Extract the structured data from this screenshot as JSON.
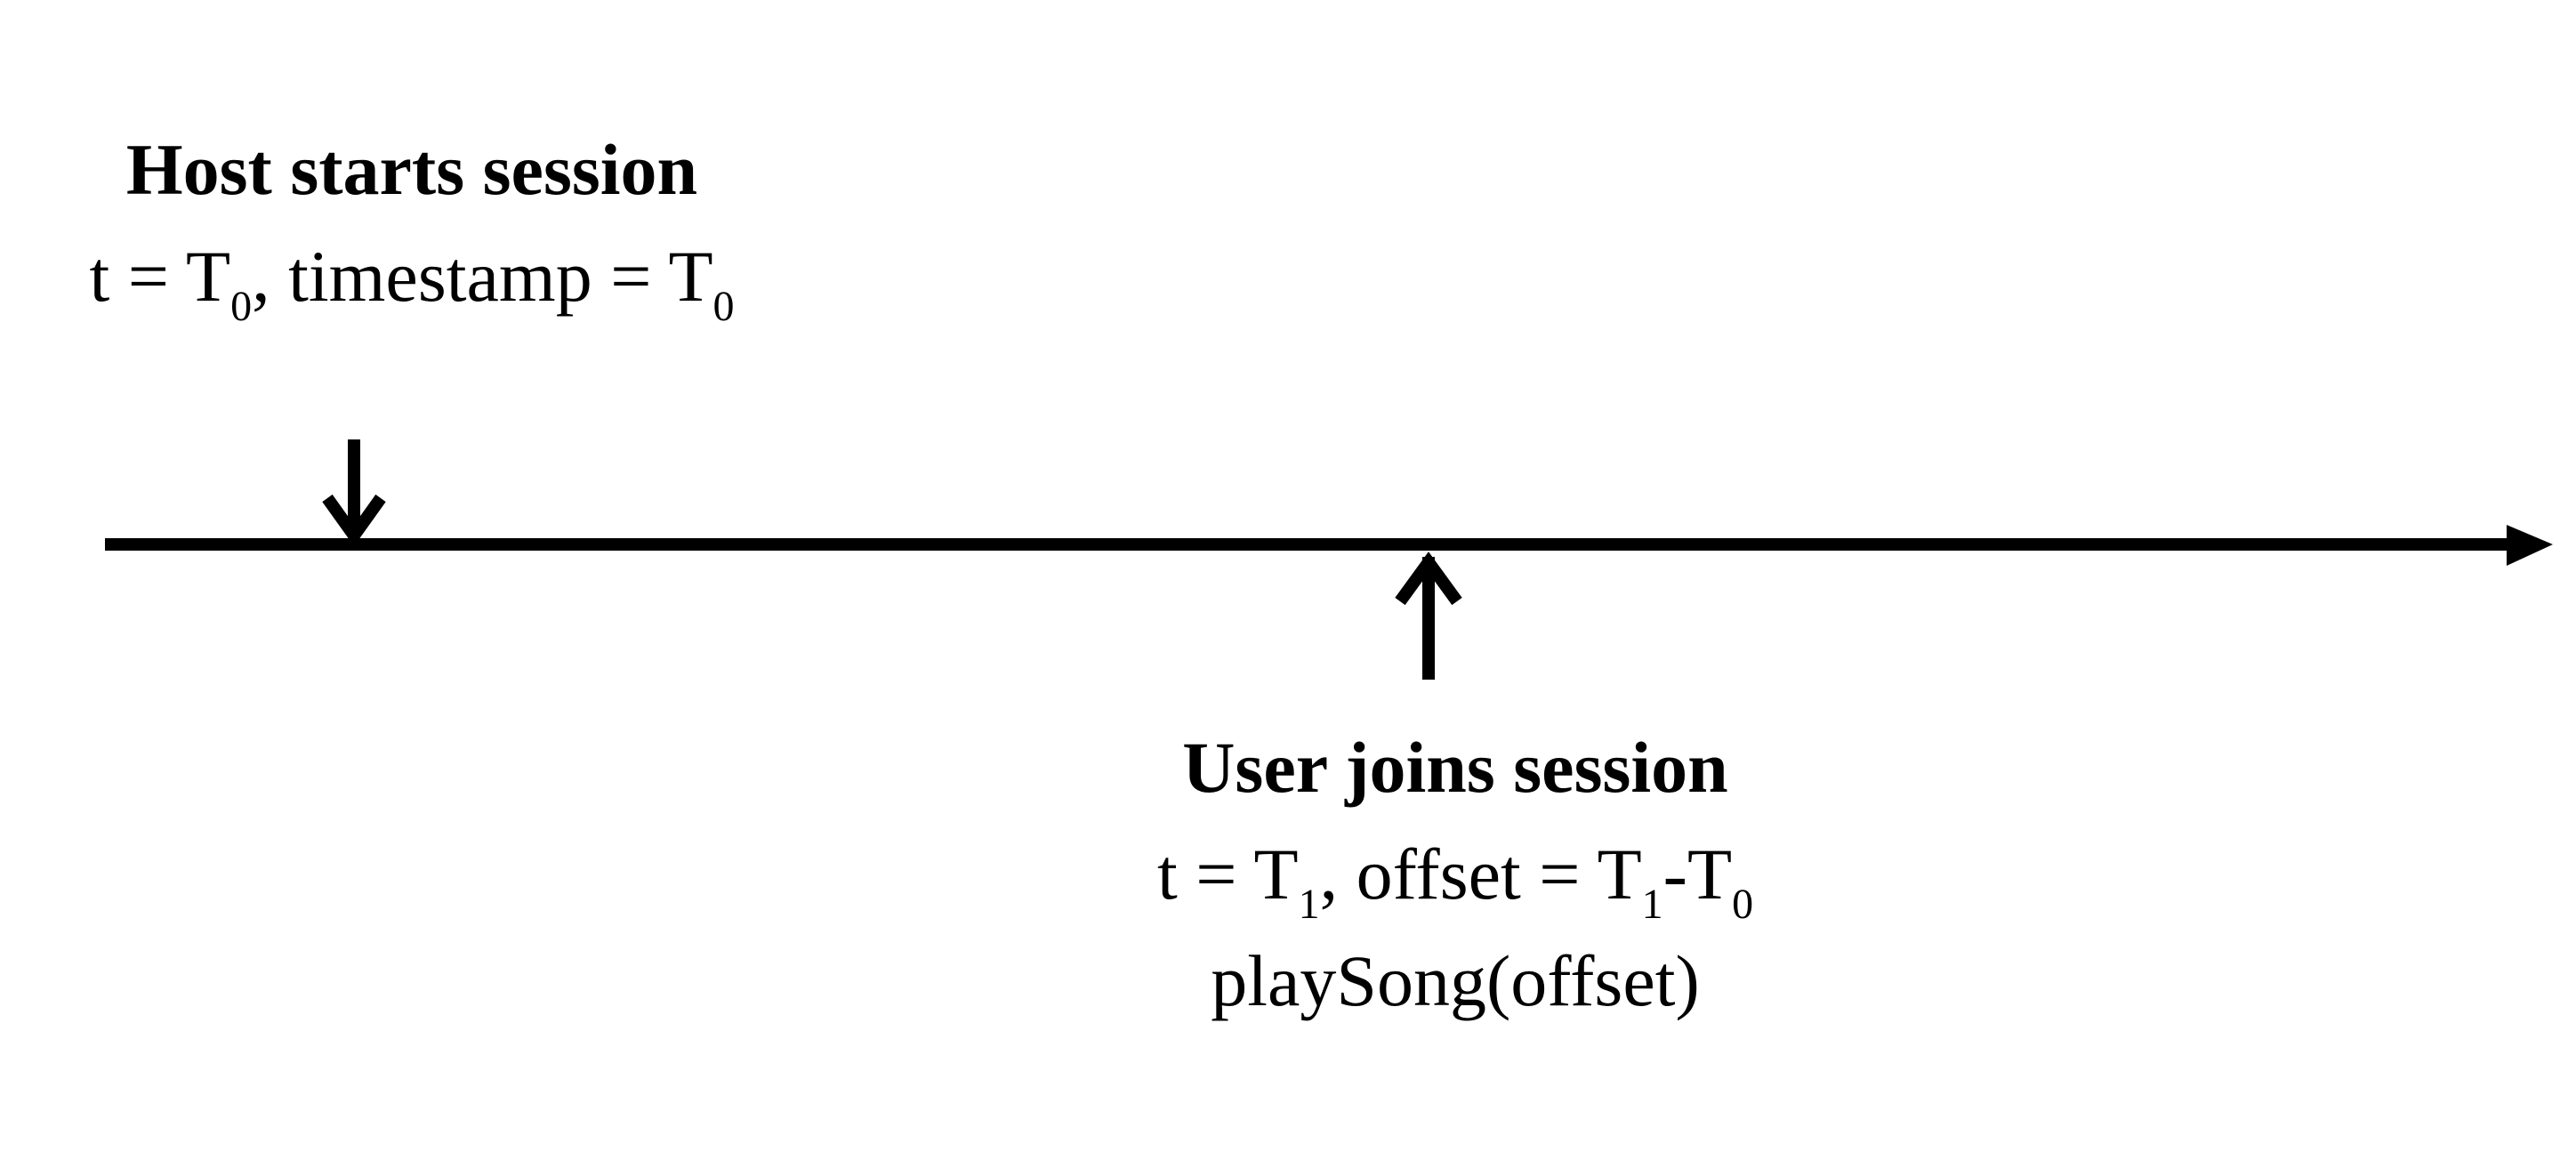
{
  "diagram": {
    "colors": {
      "line": "#000000",
      "background": "#ffffff"
    },
    "host_event": {
      "title": "Host starts session",
      "t_prefix": "t = T",
      "t_sub": "0",
      "mid": ", timestamp = T",
      "ts_sub": "0"
    },
    "user_event": {
      "title": "User joins session",
      "t_prefix": "t = T",
      "t_sub": "1",
      "mid": ", offset = T",
      "off_sub1": "1",
      "dash": "-T",
      "off_sub2": "0",
      "call": "playSong(offset)"
    }
  }
}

Requirements - Each line that has the word "title" should be copied.

Output below -
      "title": "Host starts session",
      "title": "User joins session",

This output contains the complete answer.